---- Extracted data

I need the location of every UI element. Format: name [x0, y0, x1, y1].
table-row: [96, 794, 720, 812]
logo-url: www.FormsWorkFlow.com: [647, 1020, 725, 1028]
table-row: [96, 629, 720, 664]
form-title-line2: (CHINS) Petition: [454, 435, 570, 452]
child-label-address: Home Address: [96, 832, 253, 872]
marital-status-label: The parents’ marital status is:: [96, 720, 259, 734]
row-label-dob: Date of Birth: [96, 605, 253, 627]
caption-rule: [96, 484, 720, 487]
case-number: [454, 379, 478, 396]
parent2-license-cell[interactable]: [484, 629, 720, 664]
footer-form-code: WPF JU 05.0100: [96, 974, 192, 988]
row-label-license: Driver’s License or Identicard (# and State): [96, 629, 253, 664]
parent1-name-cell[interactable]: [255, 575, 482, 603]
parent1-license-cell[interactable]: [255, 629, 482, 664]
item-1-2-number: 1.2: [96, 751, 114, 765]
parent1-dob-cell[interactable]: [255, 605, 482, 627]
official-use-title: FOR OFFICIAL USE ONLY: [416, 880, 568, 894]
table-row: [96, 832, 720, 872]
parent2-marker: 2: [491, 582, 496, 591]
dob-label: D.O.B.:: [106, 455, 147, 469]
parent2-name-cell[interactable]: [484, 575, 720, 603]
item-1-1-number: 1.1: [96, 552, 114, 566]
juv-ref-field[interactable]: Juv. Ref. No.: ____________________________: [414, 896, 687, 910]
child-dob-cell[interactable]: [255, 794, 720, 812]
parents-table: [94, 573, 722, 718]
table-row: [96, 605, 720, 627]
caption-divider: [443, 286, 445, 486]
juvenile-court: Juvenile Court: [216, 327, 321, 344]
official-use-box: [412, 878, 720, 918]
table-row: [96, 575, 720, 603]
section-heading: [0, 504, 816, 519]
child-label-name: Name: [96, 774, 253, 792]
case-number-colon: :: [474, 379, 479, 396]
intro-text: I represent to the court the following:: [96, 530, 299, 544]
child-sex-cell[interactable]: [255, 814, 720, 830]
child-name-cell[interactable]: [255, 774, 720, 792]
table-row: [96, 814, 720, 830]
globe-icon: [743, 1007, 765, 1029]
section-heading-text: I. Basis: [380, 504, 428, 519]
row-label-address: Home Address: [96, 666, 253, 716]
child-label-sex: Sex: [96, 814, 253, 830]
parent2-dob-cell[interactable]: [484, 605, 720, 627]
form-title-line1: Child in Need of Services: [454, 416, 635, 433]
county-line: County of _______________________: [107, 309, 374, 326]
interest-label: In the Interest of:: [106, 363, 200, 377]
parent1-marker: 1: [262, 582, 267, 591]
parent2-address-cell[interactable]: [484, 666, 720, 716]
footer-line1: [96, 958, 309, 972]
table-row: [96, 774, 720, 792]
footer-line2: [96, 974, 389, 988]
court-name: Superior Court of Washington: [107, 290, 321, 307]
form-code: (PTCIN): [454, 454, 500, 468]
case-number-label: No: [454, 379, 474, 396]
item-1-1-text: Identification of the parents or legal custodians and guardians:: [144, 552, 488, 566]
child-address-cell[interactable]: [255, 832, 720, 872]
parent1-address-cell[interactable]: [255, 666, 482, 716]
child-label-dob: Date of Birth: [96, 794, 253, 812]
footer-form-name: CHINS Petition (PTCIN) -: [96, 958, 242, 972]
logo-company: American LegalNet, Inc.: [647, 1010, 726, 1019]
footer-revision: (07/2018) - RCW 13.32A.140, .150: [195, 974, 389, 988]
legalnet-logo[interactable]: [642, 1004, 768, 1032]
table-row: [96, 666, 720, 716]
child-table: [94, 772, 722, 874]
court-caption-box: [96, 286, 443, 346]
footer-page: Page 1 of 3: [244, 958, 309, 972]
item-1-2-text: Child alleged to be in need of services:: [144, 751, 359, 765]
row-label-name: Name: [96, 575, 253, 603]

--------

Task prompt:
Update the stretch from the start of the data through the line containing "table-row: [96, 832, 720, 872]" by replacing "Home Address" with "Residential Address" and changing nothing else. Return only those lines.

Answer below:
I need the location of every UI element. Format: name [x0, y0, x1, y1].
table-row: [96, 794, 720, 812]
logo-url: www.FormsWorkFlow.com: [647, 1020, 725, 1028]
table-row: [96, 629, 720, 664]
form-title-line2: (CHINS) Petition: [454, 435, 570, 452]
child-label-address: Residential Address: [96, 832, 253, 872]
marital-status-label: The parents’ marital status is:: [96, 720, 259, 734]
row-label-dob: Date of Birth: [96, 605, 253, 627]
caption-rule: [96, 484, 720, 487]
case-number: [454, 379, 478, 396]
parent2-license-cell[interactable]: [484, 629, 720, 664]
footer-form-code: WPF JU 05.0100: [96, 974, 192, 988]
row-label-license: Driver’s License or Identicard (# and State): [96, 629, 253, 664]
parent1-name-cell[interactable]: [255, 575, 482, 603]
parent1-license-cell[interactable]: [255, 629, 482, 664]
item-1-2-number: 1.2: [96, 751, 114, 765]
parent1-dob-cell[interactable]: [255, 605, 482, 627]
official-use-title: FOR OFFICIAL USE ONLY: [416, 880, 568, 894]
table-row: [96, 832, 720, 872]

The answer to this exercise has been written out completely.